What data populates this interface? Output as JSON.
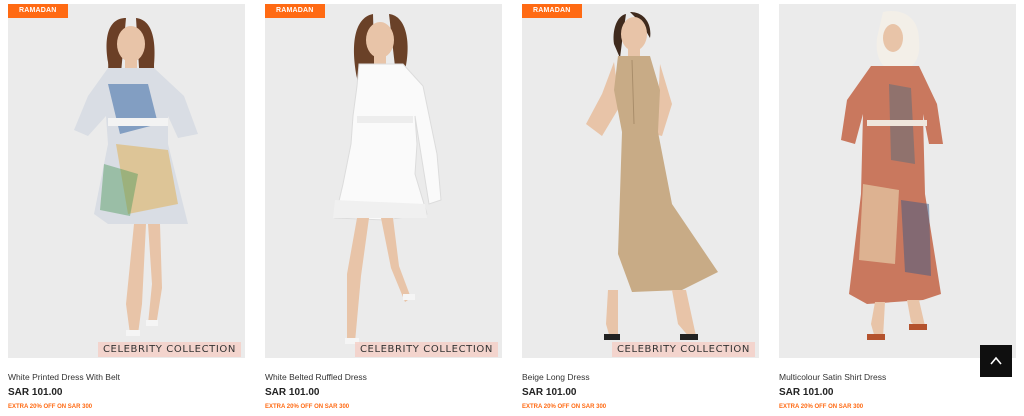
{
  "products": [
    {
      "badge": "RAMADAN",
      "collection": "CELEBRITY COLLECTION",
      "title": "White Printed Dress With Belt",
      "price": "SAR 101.00",
      "promo": "EXTRA 20% OFF ON SAR 300"
    },
    {
      "badge": "RAMADAN",
      "collection": "CELEBRITY COLLECTION",
      "title": "White Belted Ruffled Dress",
      "price": "SAR 101.00",
      "promo": "EXTRA 20% OFF ON SAR 300"
    },
    {
      "badge": "RAMADAN",
      "collection": "CELEBRITY COLLECTION",
      "title": "Beige Long Dress",
      "price": "SAR 101.00",
      "promo": "EXTRA 20% OFF ON SAR 300"
    },
    {
      "badge": "",
      "collection": "",
      "title": "Multicolour Satin Shirt Dress",
      "price": "SAR 101.00",
      "promo": "EXTRA 20% OFF ON SAR 300"
    }
  ],
  "scroll_top": {
    "icon": "chevron-up-icon"
  },
  "colors": {
    "accent": "#ff6a13",
    "badge_text": "#ffffff",
    "price": "#222222",
    "scroll_button": "#0f0f0f"
  }
}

########

• **Problem requirements**
Copy out each line of the listing that holds "Dress".

• **Completed task**
      "title": "White Printed Dress With Belt",
      "title": "White Belted Ruffled Dress",
      "title": "Beige Long Dress",
      "title": "Multicolour Satin Shirt Dress",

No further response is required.